Data items:
-=-=-
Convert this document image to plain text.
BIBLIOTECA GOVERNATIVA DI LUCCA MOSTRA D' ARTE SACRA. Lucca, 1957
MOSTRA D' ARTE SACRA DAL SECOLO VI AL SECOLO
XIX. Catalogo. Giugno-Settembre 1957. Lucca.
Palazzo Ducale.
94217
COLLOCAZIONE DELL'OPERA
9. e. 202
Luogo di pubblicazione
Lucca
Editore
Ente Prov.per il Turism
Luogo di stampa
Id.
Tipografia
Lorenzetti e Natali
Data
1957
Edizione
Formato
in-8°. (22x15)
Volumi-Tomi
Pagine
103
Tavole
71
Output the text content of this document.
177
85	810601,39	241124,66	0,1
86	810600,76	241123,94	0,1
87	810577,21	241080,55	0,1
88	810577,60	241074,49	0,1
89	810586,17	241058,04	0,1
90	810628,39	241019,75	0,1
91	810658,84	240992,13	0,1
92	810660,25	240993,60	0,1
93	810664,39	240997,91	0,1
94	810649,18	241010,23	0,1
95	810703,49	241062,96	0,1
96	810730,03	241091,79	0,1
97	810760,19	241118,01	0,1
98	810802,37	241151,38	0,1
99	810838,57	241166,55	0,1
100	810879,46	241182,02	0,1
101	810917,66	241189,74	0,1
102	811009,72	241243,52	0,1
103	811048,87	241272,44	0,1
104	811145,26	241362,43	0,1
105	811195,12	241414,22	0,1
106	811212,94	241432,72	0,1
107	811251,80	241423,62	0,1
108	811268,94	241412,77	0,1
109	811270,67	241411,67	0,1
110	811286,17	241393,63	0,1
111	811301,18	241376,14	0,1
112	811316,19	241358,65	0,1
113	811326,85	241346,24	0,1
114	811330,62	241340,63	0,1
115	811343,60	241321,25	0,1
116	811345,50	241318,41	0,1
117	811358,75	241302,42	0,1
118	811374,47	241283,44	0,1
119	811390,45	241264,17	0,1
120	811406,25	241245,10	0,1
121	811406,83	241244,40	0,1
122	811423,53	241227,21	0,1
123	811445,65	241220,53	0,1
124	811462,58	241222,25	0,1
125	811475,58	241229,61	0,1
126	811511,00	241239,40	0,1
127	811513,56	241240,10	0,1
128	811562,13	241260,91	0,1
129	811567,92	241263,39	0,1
-=-=-
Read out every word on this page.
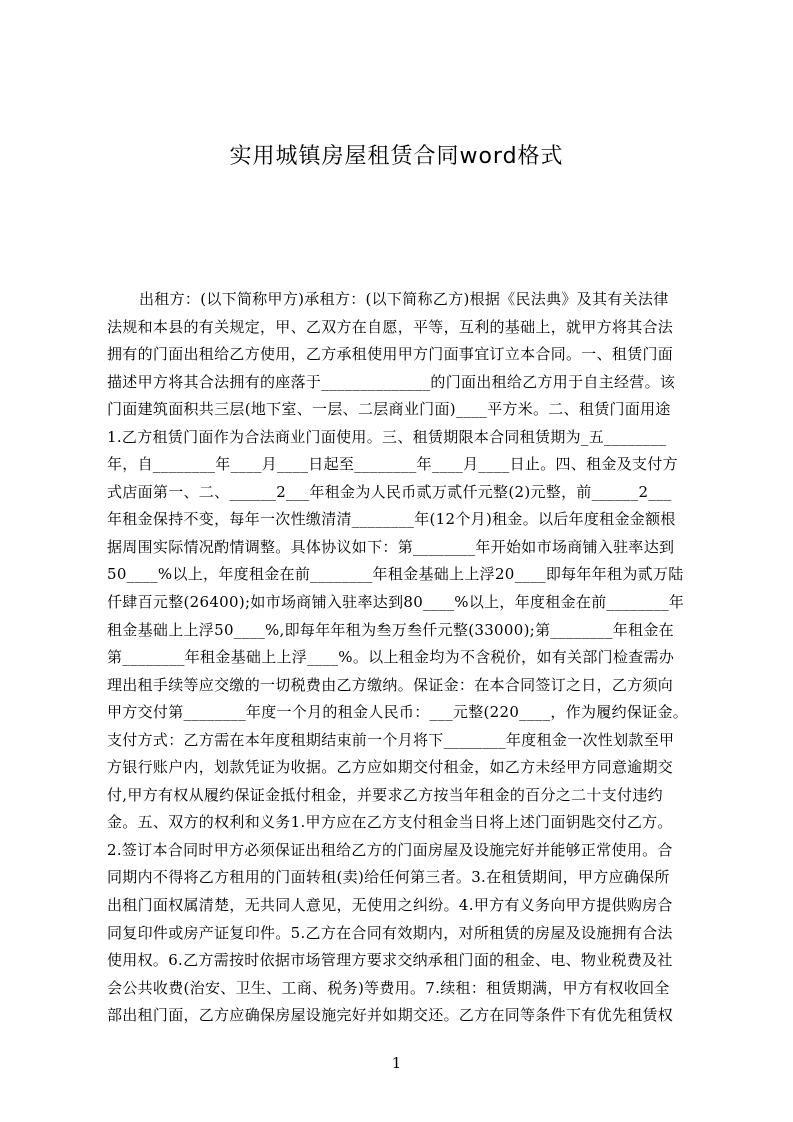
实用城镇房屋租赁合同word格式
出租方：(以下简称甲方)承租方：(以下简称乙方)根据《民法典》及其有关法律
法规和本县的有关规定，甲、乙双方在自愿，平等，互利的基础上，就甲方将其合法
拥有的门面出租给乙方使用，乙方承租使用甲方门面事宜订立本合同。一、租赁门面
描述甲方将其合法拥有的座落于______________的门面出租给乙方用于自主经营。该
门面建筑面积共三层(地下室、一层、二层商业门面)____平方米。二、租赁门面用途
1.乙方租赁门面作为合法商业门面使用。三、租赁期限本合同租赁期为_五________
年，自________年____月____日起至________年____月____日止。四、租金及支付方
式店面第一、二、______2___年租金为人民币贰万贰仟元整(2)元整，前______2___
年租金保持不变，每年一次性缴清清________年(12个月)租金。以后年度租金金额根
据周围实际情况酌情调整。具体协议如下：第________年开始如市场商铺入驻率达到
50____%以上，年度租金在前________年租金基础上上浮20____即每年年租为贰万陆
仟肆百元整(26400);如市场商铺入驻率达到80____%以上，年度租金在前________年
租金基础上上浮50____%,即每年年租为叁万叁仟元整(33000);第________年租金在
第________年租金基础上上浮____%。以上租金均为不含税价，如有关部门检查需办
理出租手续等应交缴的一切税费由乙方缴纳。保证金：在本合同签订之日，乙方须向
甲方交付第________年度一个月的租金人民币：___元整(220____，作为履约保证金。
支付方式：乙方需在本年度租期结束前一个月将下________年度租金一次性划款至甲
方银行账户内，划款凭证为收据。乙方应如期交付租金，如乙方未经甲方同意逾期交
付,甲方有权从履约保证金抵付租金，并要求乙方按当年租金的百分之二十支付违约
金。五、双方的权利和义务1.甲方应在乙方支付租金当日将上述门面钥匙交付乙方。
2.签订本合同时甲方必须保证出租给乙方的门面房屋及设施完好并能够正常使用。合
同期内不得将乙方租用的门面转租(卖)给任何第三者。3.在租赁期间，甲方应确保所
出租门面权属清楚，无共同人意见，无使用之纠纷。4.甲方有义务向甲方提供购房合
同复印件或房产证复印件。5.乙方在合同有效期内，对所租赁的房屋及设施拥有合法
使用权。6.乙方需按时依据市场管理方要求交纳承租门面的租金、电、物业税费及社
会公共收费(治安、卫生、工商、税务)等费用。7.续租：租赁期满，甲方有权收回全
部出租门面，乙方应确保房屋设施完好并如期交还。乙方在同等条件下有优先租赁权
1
-=-=-
Going through the lines above one by one, tally those with the word "document" and give only the total.

_Written response_: 2